__Task requirements__: Copy out the listing that follows exactly, dropping every picture.

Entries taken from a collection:

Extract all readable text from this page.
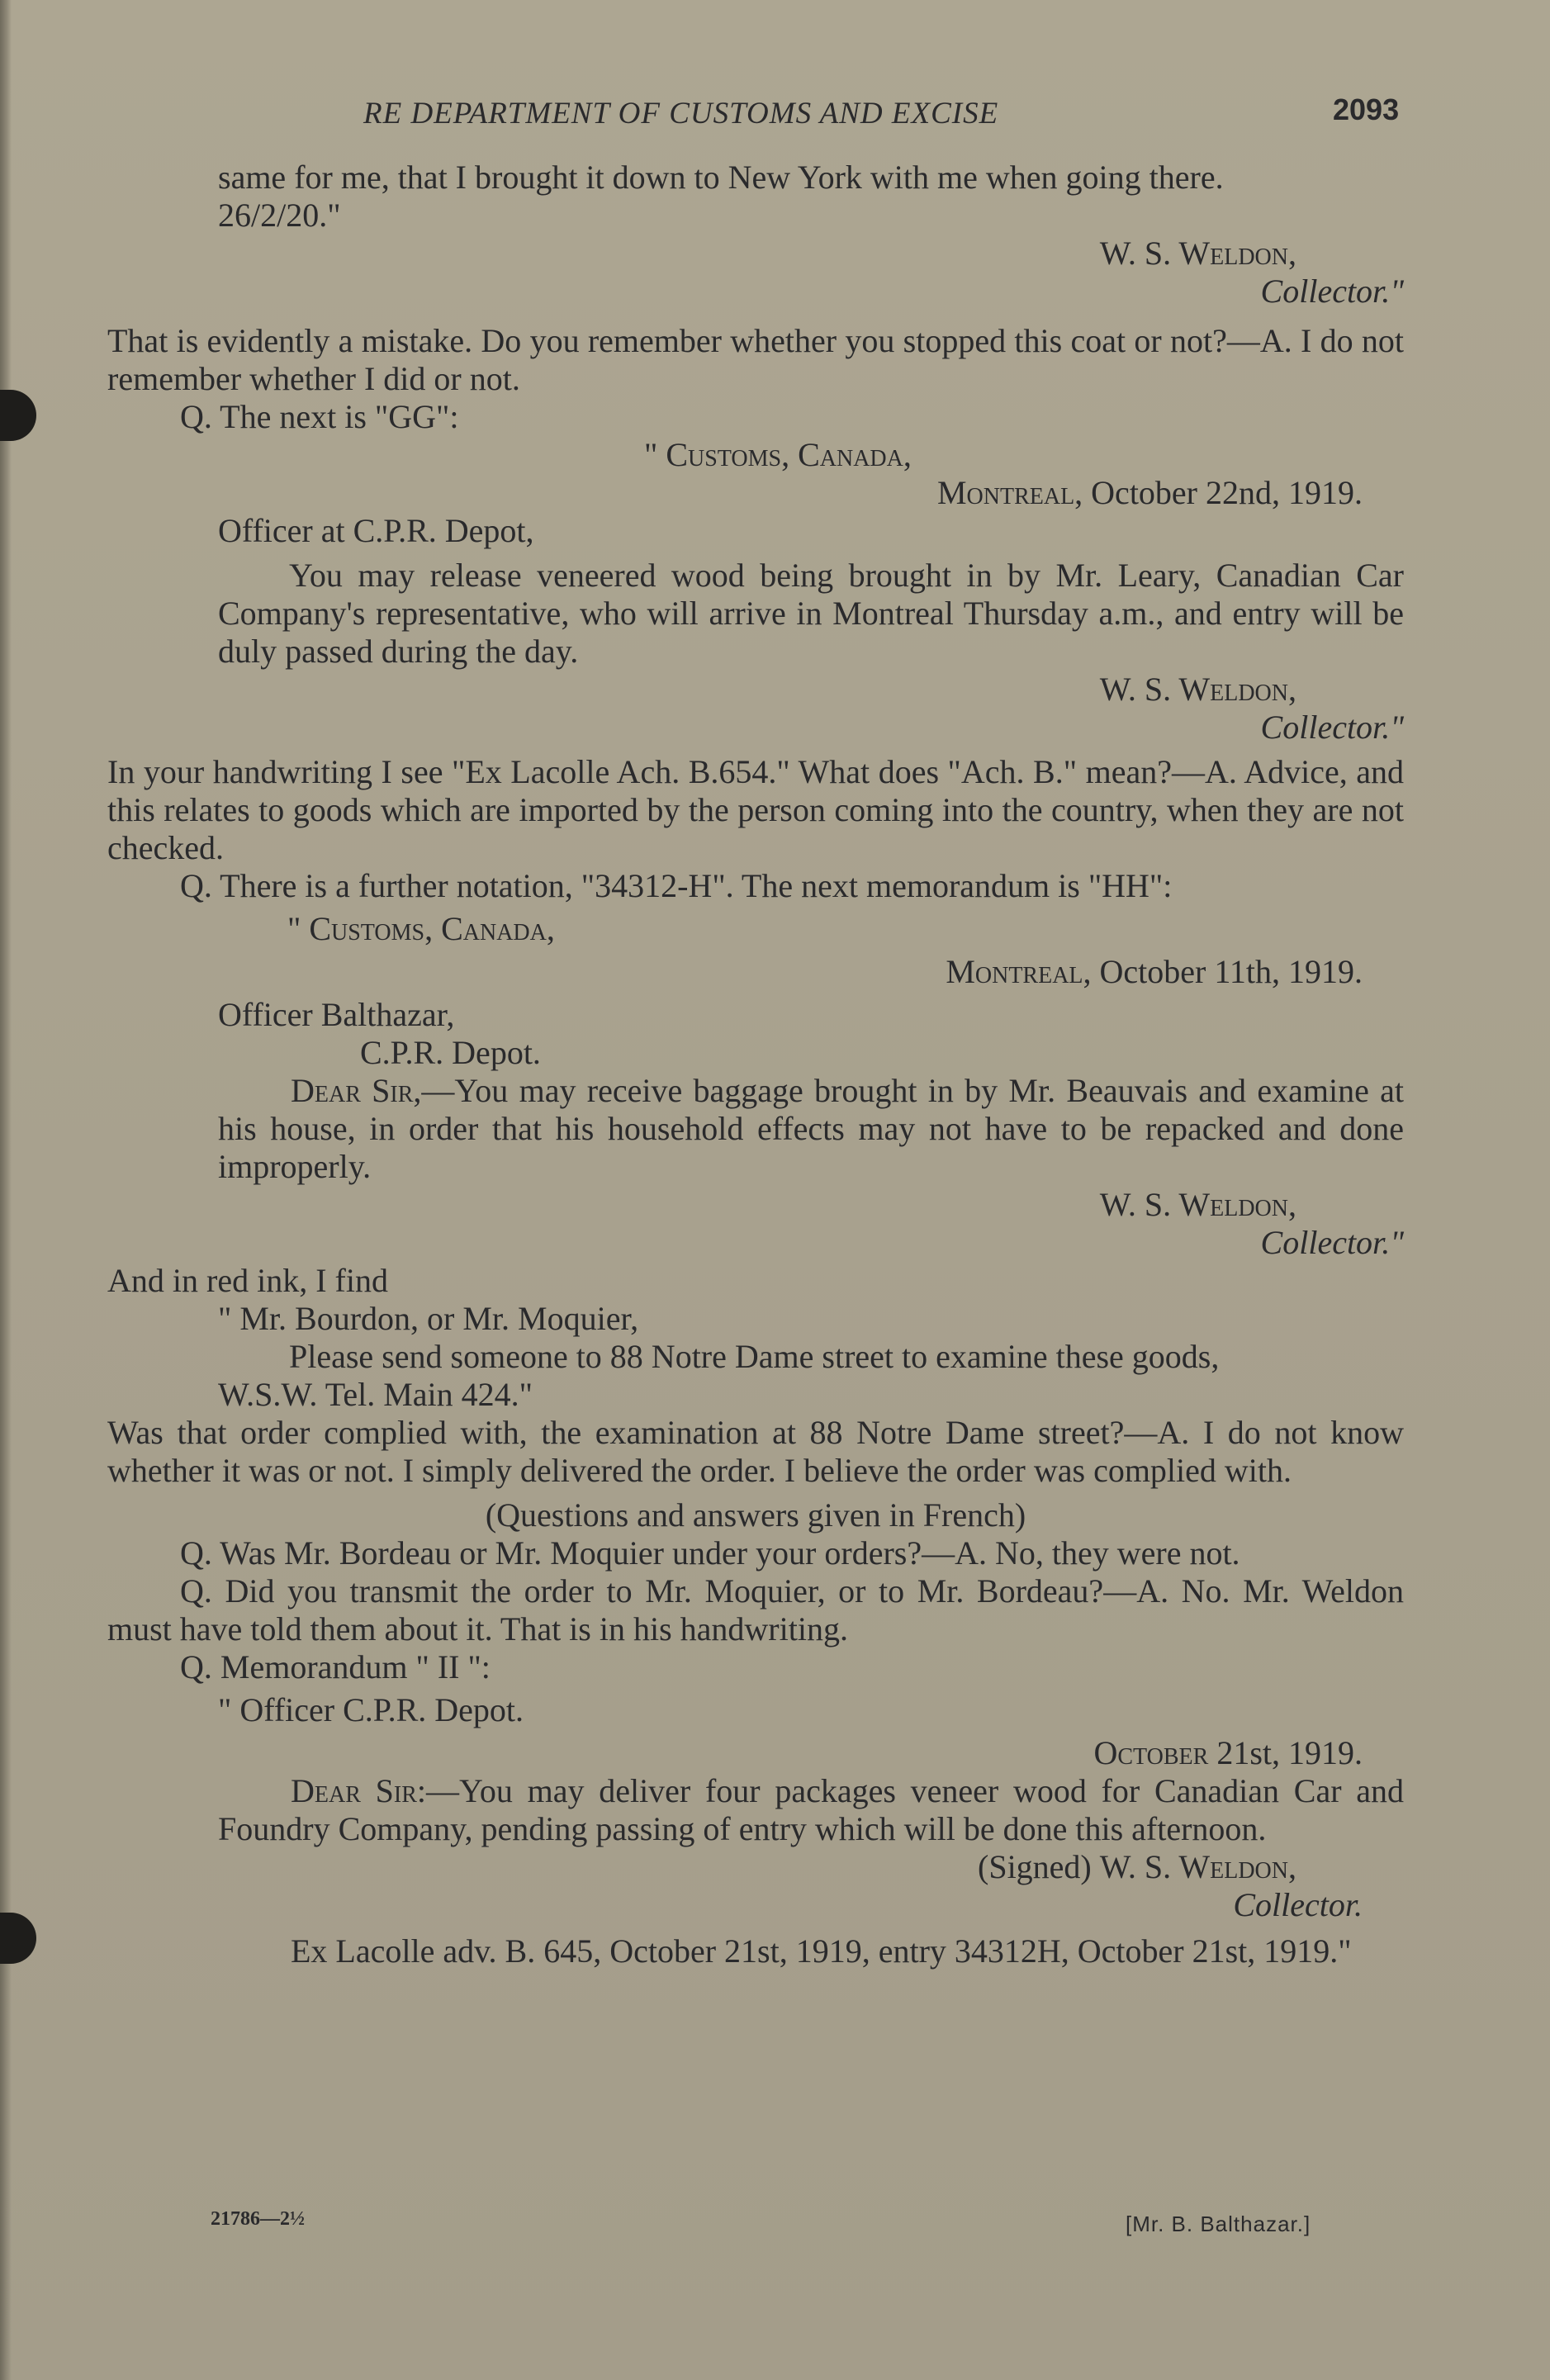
RE DEPARTMENT OF CUSTOMS AND EXCISE	2093

same for me, that I brought it down to New York with me when going there.

26/2/20."

W. S. Weldon,

Collector."

That is evidently a mistake. Do you remember whether you stopped this coat or not?—A. I do not remember whether I did or not.

Q. The next is "GG":

" Customs, Canada,

Montreal, October 22nd, 1919.

Officer at C.P.R. Depot,

You may release veneered wood being brought in by Mr. Leary, Canadian Car Company's representative, who will arrive in Montreal Thursday a.m., and entry will be duly passed during the day.

W. S. Weldon,

Collector."

In your handwriting I see "Ex Lacolle Ach. B.654." What does "Ach. B." mean?—A. Advice, and this relates to goods which are imported by the person coming into the country, when they are not checked.

Q. There is a further notation, "34312-H". The next memorandum is "HH":

" Customs, Canada,

Montreal, October 11th, 1919.

Officer Balthazar,

C.P.R. Depot.

Dear Sir,—You may receive baggage brought in by Mr. Beauvais and examine at his house, in order that his household effects may not have to be repacked and done improperly.

W. S. Weldon,

Collector."

And in red ink, I find

" Mr. Bourdon, or Mr. Moquier,

Please send someone to 88 Notre Dame street to examine these goods,

W.S.W. Tel. Main 424."

Was that order complied with, the examination at 88 Notre Dame street?—A. I do not know whether it was or not. I simply delivered the order. I believe the order was complied with.

(Questions and answers given in French)

Q. Was Mr. Bordeau or Mr. Moquier under your orders?—A. No, they were not.

Q. Did you transmit the order to Mr. Moquier, or to Mr. Bordeau?—A. No. Mr. Weldon must have told them about it. That is in his handwriting.

Q. Memorandum " II ":

" Officer C.P.R. Depot.

October 21st, 1919.

Dear Sir:—You may deliver four packages veneer wood for Canadian Car and Foundry Company, pending passing of entry which will be done this afternoon.

(Signed) W. S. Weldon,

Collector.

Ex Lacolle adv. B. 645, October 21st, 1919, entry 34312H, October 21st, 1919."

21786—2½	[Mr. B. Balthazar.]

__Task answer__:
Extract all readable text from this page.
RE DEPARTMENT OF CUSTOMS AND EXCISE	2093

same for me, that I brought it down to New York with me when going there.

26/2/20."

W. S. Weldon,

Collector."

That is evidently a mistake. Do you remember whether you stopped this coat or not?—A. I do not remember whether I did or not.

Q. The next is "GG":

" Customs, Canada,

Montreal, October 22nd, 1919.

Officer at C.P.R. Depot,

You may release veneered wood being brought in by Mr. Leary, Canadian Car Company's representative, who will arrive in Montreal Thursday a.m., and entry will be duly passed during the day.

W. S. Weldon,

Collector."

In your handwriting I see "Ex Lacolle Ach. B.654." What does "Ach. B." mean?—A. Advice, and this relates to goods which are imported by the person coming into the country, when they are not checked.

Q. There is a further notation, "34312-H". The next memorandum is "HH":

" Customs, Canada,

Montreal, October 11th, 1919.

Officer Balthazar,

C.P.R. Depot.

Dear Sir,—You may receive baggage brought in by Mr. Beauvais and examine at his house, in order that his household effects may not have to be repacked and done improperly.

W. S. Weldon,

Collector."

And in red ink, I find

" Mr. Bourdon, or Mr. Moquier,

Please send someone to 88 Notre Dame street to examine these goods,

W.S.W. Tel. Main 424."

Was that order complied with, the examination at 88 Notre Dame street?—A. I do not know whether it was or not. I simply delivered the order. I believe the order was complied with.

(Questions and answers given in French)

Q. Was Mr. Bordeau or Mr. Moquier under your orders?—A. No, they were not.

Q. Did you transmit the order to Mr. Moquier, or to Mr. Bordeau?—A. No. Mr. Weldon must have told them about it. That is in his handwriting.

Q. Memorandum " II ":

" Officer C.P.R. Depot.

October 21st, 1919.

Dear Sir:—You may deliver four packages veneer wood for Canadian Car and Foundry Company, pending passing of entry which will be done this afternoon.

(Signed) W. S. Weldon,

Collector.

Ex Lacolle adv. B. 645, October 21st, 1919, entry 34312H, October 21st, 1919."

21786—2½	[Mr. B. Balthazar.]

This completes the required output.